| Task description |
Wherever the word "помещения" appears in the entries, copy the whole line.

———

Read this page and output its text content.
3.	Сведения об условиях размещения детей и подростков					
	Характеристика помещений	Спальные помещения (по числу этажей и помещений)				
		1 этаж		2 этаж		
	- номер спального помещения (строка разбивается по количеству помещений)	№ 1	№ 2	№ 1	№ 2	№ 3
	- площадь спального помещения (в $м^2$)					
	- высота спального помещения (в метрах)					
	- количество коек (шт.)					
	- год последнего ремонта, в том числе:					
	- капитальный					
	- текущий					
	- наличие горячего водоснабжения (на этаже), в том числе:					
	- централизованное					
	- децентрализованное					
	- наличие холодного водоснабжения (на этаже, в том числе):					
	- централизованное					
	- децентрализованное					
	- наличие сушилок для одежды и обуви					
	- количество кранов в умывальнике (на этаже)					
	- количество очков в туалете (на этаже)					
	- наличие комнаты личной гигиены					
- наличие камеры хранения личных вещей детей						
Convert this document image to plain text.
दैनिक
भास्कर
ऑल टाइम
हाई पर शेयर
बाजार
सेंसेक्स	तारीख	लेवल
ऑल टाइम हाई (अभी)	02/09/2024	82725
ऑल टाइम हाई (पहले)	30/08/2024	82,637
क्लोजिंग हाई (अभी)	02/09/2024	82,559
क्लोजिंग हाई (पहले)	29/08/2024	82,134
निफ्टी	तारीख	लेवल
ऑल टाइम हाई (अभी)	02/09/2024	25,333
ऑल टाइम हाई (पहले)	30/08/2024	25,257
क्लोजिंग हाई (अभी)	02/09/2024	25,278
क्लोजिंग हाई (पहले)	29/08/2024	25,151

———

| Exercise solution |
	Характеристика помещений	Спальные помещения (по числу этажей и помещений)				
	- номер спального помещения (строка разбивается по количеству помещений)	№ 1	№ 2	№ 1	№ 2	№ 3
	- площадь спального помещения (в $м^2$)					
	- высота спального помещения (в метрах)					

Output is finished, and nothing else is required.